# taz.de -- Esso-Areal in neuem Gewand: Unsichtbarkeit, zwölf Meter hoch
       
       > Bis am Spielbudenplatz gebaut wird, dauert es. Jetzt hat der Investor
       > einen ganz besonderen Bauzaun errichten lassen, mit Kunst drauf – und
       > Werbung.
       
 (IMG) Bild: Den Bezirksamtsleiter freut die Kunst, Aktivisten wittern Investorenprofit: Zaun am Spielbudenplatz.
       
       HAMBURG taz | Von St. Paulis vielleicht prominentester Brache ist nichts zu
       sehen: Eine zwölf Meter hohe Wand aus Baugerüst und Plane verdeckt die
       Baustelle auf dem ehemaligen Esso-Areal zum Spielbudenplatz hin. Von den
       insgesamt 1.400 Quadratmetern Wand wird ein Teil für Werbung benutzt – und
       ein anderer für Kunst: Im Rahmen des Reeperbahn-Festivals, das gestern
       begonnen hat, bemalen Künstler 500 Quadratmeter. Rechts und links davon
       sollen jeweils 100 Quadratmeter Werbung diese Kunst rahmen. Auch zur
       Taubenstraße hin sollen 100 Quadratmeter Wand zur Werbefläche werden.
       
       „Schall- und Sichtschutzmauer“ nennt die Bayerische Hausbau GmbH, der das
       Grundstück gehört, die Wand aus Stangen und Planen. Errichtet wurde die auf
       Wunsch des Bezirksamts Mitte. Da mit der Neubebauung des Areals nicht vor
       2017 zu rechnen sei, habe man überlegt, was man mit der Brache machen
       könne, sagt Bezirksamtsleiter Andy Grote (SPD). Man habe sich dann für eine
       künstlerische Gestaltung entschieden: „Dass wir so eine riesige Fläche an
       so einer prominenten Fläche für Streetart bekommen haben, ist einmalig.“
       
       Schätzungen zufolge beläuft sich der Wert jeder der drei Werbeflächen auf
       40.000 bis 60.000 Euro Miete pro Monat. Das macht auf ein Jahr gerechnet
       rund 1,8 Millionen Euro Einnahmen für die Bayerische Hausbau.
       
       Durch die Werbung werde die Wand und ihre künstlerische Bespielung
       refinanziert, argumentiert hingegen das Immobilienunternehmen. „Rundum
       gelungen“ nennt denn auch der Kommunikationsbeauftragte der Bayerischen
       Hausbau, Bernhard Taubenberger, die präsentierte Lösung – „auch wenn sie im
       kruden Verständnis einer Handvoll Stadtteilaktivisten Artwashing ist“.
- - -
* [AUFGABEN]:
a. Wie viele Quadratmeter der Wand bemalen Künstler laut dem Artikel?
b. Schreib die Zeilen aus Block 1 in eine Markdown-Tabelle mit den Spalten „Nr.“ und „Eintrag“ um. Lass dabei Leerzeilen und das Bild weg.
- - -
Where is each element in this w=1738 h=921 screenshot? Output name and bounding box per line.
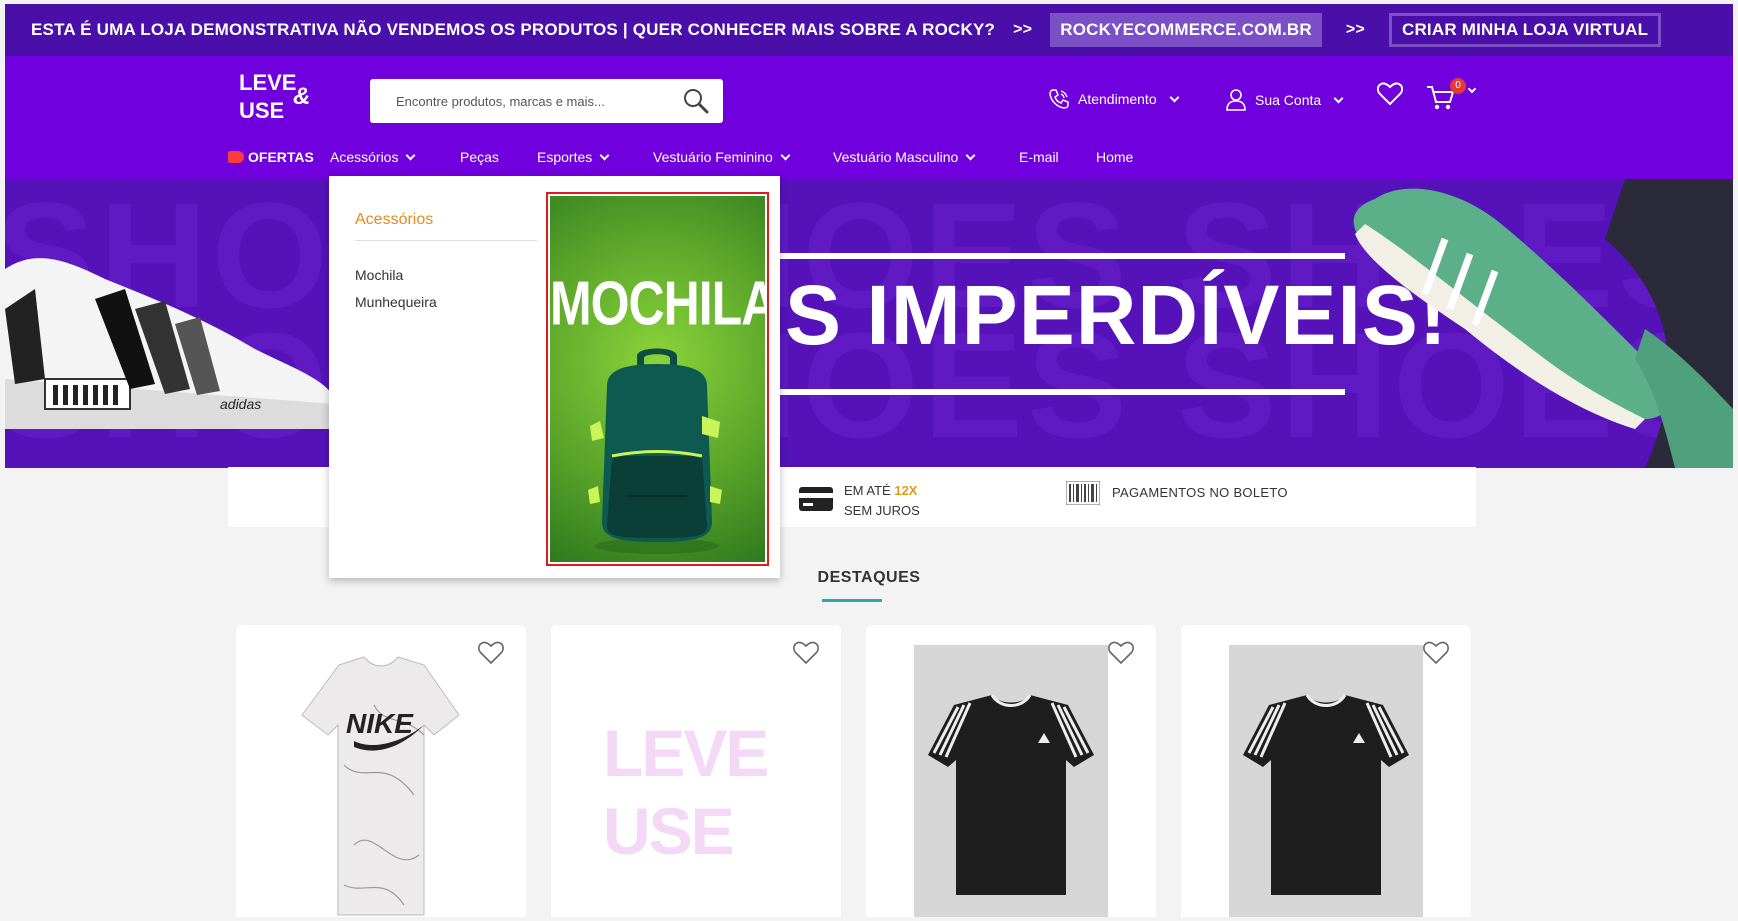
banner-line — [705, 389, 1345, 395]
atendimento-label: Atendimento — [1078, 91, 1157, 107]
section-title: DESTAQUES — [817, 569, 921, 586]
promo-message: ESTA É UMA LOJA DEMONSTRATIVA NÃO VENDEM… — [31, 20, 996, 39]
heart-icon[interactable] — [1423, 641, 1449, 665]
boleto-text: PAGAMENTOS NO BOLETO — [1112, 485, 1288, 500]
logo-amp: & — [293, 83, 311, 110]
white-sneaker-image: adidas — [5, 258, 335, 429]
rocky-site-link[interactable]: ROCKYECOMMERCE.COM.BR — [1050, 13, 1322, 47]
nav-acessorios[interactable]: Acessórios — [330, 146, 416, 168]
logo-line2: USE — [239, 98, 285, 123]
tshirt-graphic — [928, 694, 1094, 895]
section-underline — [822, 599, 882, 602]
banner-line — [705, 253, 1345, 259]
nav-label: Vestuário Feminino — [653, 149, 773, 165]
- - -
* [LÖSUNGEN]:
a. 500 Quadratmeter.

b.
| Nr. | Eintrag |
|---|---|
| 1 | Where is each element in this w=1738 h=921 screenshot? Output name and bounding box per line. |
| 2 | banner-line — [705, 389, 1345, 395] |
| 3 | atendimento-label: Atendimento — [1078, 91, 1157, 107] |
| 4 | section-title: DESTAQUES — [817, 569, 921, 586] |
| 5 | promo-message: ESTA É UMA LOJA DEMONSTRATIVA NÃO VENDEM… — [31, 20, 996, 39] |
| 6 | heart-icon[interactable] — [1423, 641, 1449, 665] |
| 7 | boleto-text: PAGAMENTOS NO BOLETO — [1112, 485, 1288, 500] |
| 8 | logo-amp: & — [293, 83, 311, 110] |
| 9 | white-sneaker-image: adidas — [5, 258, 335, 429] |
| 10 | rocky-site-link[interactable]: ROCKYECOMMERCE.COM.BR — [1050, 13, 1322, 47] |
| 11 | nav-acessorios[interactable]: Acessórios — [330, 146, 416, 168] |
| 12 | logo-line2: USE — [239, 98, 285, 123] |
| 13 | tshirt-graphic — [928, 694, 1094, 895] |
| 14 | section-underline — [822, 599, 882, 602] |
| 15 | banner-line — [705, 253, 1345, 259] |
| 16 | nav-label: Vestuário Feminino — [653, 149, 773, 165] |